Task details — Below are the records; locate each line with the word "Arcseconds" and copy it.

-----

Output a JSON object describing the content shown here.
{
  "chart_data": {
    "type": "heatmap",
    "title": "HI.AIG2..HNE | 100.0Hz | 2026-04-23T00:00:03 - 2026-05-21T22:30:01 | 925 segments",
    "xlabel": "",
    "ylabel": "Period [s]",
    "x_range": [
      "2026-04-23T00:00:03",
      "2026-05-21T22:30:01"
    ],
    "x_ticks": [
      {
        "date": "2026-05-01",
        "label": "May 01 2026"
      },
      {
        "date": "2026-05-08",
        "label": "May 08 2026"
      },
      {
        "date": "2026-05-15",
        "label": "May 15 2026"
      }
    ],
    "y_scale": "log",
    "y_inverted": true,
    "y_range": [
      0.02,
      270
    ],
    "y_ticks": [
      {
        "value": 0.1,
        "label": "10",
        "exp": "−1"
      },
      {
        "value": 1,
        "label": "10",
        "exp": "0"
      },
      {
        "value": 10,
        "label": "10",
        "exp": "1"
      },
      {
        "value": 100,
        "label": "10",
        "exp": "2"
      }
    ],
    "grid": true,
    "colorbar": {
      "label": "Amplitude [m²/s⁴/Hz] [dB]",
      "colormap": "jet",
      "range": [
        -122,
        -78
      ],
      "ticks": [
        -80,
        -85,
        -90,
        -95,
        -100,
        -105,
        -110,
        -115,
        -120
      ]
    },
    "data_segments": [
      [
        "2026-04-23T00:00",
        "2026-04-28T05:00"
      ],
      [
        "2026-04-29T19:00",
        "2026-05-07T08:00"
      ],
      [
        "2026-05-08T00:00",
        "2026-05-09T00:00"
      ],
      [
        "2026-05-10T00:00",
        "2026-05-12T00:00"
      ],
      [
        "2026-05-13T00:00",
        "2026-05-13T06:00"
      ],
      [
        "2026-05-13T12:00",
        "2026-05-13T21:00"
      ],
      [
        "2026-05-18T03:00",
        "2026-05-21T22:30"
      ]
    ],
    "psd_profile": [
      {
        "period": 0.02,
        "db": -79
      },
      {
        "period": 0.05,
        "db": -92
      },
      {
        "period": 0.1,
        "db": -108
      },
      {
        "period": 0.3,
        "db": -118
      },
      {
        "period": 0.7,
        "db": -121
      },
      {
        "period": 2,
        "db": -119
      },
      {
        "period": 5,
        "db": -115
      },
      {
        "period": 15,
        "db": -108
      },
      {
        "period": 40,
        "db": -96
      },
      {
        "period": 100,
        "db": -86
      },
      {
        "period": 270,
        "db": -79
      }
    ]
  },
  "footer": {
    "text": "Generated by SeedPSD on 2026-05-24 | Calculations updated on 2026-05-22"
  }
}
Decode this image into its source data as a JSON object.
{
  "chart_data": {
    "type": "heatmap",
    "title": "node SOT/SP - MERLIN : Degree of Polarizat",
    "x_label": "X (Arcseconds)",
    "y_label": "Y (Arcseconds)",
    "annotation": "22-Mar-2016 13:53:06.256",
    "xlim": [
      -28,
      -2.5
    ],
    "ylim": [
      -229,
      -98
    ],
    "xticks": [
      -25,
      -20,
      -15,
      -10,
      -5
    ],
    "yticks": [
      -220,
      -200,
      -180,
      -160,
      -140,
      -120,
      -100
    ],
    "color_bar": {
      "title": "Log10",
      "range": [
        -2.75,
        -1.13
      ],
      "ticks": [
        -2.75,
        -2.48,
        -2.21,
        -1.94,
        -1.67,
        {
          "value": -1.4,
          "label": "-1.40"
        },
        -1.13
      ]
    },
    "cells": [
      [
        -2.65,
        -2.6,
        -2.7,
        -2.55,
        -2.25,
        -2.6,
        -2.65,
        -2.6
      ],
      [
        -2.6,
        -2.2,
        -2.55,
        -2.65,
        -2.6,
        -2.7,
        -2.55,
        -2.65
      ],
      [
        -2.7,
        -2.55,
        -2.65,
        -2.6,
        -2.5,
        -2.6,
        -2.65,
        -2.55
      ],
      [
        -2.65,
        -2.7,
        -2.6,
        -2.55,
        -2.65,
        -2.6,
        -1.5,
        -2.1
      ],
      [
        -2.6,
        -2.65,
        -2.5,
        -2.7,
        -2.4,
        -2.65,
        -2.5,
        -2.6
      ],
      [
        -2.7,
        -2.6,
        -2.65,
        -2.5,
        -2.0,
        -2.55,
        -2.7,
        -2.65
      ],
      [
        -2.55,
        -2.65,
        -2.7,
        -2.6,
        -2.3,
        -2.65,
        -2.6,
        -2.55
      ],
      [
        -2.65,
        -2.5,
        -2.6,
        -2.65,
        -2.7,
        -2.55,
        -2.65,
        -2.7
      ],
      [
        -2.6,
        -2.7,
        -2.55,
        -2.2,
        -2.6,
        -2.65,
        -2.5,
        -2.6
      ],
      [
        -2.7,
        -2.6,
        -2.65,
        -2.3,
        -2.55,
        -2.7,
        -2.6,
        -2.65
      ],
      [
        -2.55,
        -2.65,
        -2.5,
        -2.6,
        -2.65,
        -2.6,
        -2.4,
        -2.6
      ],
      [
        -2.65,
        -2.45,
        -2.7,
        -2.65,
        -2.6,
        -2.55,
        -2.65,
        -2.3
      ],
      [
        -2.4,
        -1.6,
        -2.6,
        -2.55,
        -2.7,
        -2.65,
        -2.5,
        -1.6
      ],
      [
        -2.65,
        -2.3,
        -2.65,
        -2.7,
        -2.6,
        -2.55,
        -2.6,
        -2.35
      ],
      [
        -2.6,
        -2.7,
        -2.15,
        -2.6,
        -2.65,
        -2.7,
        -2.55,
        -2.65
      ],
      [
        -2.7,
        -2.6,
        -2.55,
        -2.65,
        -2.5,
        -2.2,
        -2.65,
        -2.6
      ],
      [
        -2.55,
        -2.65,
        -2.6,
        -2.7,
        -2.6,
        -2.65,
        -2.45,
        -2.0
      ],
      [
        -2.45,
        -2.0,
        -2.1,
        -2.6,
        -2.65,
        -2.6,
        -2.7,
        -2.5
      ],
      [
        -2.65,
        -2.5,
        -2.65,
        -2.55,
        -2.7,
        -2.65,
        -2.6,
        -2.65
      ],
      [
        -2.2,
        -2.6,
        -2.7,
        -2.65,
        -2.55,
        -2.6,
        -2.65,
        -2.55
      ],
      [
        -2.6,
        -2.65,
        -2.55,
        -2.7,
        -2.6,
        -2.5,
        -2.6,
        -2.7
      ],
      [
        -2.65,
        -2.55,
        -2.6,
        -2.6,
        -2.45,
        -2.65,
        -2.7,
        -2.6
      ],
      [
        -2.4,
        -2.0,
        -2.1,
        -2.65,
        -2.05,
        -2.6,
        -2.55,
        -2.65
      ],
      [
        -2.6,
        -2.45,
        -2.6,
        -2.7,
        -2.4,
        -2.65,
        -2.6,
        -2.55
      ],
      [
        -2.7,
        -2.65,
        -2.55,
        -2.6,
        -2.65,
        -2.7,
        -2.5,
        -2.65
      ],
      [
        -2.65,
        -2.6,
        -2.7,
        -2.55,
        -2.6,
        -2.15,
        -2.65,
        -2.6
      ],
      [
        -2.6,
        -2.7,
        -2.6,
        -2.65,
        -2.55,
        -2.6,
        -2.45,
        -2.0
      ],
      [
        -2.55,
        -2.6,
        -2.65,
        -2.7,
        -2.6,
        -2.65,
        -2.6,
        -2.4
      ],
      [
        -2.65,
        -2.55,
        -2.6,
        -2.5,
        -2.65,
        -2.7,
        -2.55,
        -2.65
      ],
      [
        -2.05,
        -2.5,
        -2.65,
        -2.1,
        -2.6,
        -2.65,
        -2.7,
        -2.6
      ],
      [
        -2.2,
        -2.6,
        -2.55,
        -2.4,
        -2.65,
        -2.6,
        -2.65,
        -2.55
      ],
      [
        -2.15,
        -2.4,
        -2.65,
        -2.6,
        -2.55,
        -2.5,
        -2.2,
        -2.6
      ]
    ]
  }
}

-----

Result for this task —
    "x_label": "X (Arcseconds)",
    "y_label": "Y (Arcseconds)",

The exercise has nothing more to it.